What you need to do:
Reproduce all records verbatim.

"""

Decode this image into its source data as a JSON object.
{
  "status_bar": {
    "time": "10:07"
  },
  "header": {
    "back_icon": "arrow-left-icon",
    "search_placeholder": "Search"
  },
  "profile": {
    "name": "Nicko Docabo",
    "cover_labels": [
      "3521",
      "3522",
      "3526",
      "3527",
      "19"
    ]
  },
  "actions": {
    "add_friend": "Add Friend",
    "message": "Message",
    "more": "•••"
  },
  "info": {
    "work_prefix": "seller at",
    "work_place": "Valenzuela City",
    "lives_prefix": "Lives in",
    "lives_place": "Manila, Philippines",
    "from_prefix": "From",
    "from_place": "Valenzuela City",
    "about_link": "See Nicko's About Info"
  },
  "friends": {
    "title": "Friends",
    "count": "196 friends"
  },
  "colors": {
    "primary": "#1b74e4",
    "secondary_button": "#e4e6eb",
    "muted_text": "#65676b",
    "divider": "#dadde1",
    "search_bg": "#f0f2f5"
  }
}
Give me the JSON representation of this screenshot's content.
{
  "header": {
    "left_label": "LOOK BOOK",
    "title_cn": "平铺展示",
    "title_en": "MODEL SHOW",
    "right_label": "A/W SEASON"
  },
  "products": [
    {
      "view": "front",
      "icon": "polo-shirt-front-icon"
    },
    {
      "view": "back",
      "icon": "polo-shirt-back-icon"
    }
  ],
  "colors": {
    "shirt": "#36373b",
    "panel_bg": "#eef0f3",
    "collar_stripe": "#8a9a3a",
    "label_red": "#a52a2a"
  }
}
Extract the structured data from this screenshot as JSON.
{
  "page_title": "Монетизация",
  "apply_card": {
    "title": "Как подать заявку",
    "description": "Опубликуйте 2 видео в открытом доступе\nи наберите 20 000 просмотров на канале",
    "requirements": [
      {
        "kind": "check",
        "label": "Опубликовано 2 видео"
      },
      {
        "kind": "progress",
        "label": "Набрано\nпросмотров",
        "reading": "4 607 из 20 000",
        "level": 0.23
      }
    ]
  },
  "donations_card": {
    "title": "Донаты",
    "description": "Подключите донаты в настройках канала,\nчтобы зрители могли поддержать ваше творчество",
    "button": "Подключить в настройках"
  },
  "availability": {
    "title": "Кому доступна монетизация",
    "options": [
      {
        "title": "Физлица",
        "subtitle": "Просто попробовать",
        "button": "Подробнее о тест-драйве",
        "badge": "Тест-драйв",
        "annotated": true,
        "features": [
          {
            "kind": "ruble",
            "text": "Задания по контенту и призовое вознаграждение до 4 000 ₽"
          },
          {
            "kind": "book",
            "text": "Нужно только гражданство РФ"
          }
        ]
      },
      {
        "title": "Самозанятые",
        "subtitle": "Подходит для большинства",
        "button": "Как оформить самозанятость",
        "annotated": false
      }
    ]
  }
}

"""

Complete response:
Decode this image into its source data as a JSON object.
{
  "status_bar": {
    "time": "10:07"
  },
  "header": {
    "back_icon": "arrow-left-icon",
    "search_placeholder": "Search"
  },
  "profile": {
    "name": "Nicko Docabo",
    "cover_labels": [
      "3521",
      "3522",
      "3526",
      "3527",
      "19"
    ]
  },
  "actions": {
    "add_friend": "Add Friend",
    "message": "Message",
    "more": "•••"
  },
  "info": {
    "work_prefix": "seller at",
    "work_place": "Valenzuela City",
    "lives_prefix": "Lives in",
    "lives_place": "Manila, Philippines",
    "from_prefix": "From",
    "from_place": "Valenzuela City",
    "about_link": "See Nicko's About Info"
  },
  "friends": {
    "title": "Friends",
    "count": "196 friends"
  },
  "colors": {
    "primary": "#1b74e4",
    "secondary_button": "#e4e6eb",
    "muted_text": "#65676b",
    "divider": "#dadde1",
    "search_bg": "#f0f2f5"
  }
}
Give me the JSON representation of this screenshot's content.
{
  "header": {
    "left_label": "LOOK BOOK",
    "title_cn": "平铺展示",
    "title_en": "MODEL SHOW",
    "right_label": "A/W SEASON"
  },
  "products": [
    {
      "view": "front",
      "icon": "polo-shirt-front-icon"
    },
    {
      "view": "back",
      "icon": "polo-shirt-back-icon"
    }
  ],
  "colors": {
    "shirt": "#36373b",
    "panel_bg": "#eef0f3",
    "collar_stripe": "#8a9a3a",
    "label_red": "#a52a2a"
  }
}
Extract the structured data from this screenshot as JSON.
{
  "page_title": "Монетизация",
  "apply_card": {
    "title": "Как подать заявку",
    "description": "Опубликуйте 2 видео в открытом доступе\nи наберите 20 000 просмотров на канале",
    "requirements": [
      {
        "kind": "check",
        "label": "Опубликовано 2 видео"
      },
      {
        "kind": "progress",
        "label": "Набрано\nпросмотров",
        "reading": "4 607 из 20 000",
        "level": 0.23
      }
    ]
  },
  "donations_card": {
    "title": "Донаты",
    "description": "Подключите донаты в настройках канала,\nчтобы зрители могли поддержать ваше творчество",
    "button": "Подключить в настройках"
  },
  "availability": {
    "title": "Кому доступна монетизация",
    "options": [
      {
        "title": "Физлица",
        "subtitle": "Просто попробовать",
        "button": "Подробнее о тест-драйве",
        "badge": "Тест-драйв",
        "annotated": true,
        "features": [
          {
            "kind": "ruble",
            "text": "Задания по контенту и призовое вознаграждение до 4 000 ₽"
          },
          {
            "kind": "book",
            "text": "Нужно только гражданство РФ"
          }
        ]
      },
      {
        "title": "Самозанятые",
        "subtitle": "Подходит для большинства",
        "button": "Как оформить самозанятость",
        "annotated": false
      }
    ]
  }
}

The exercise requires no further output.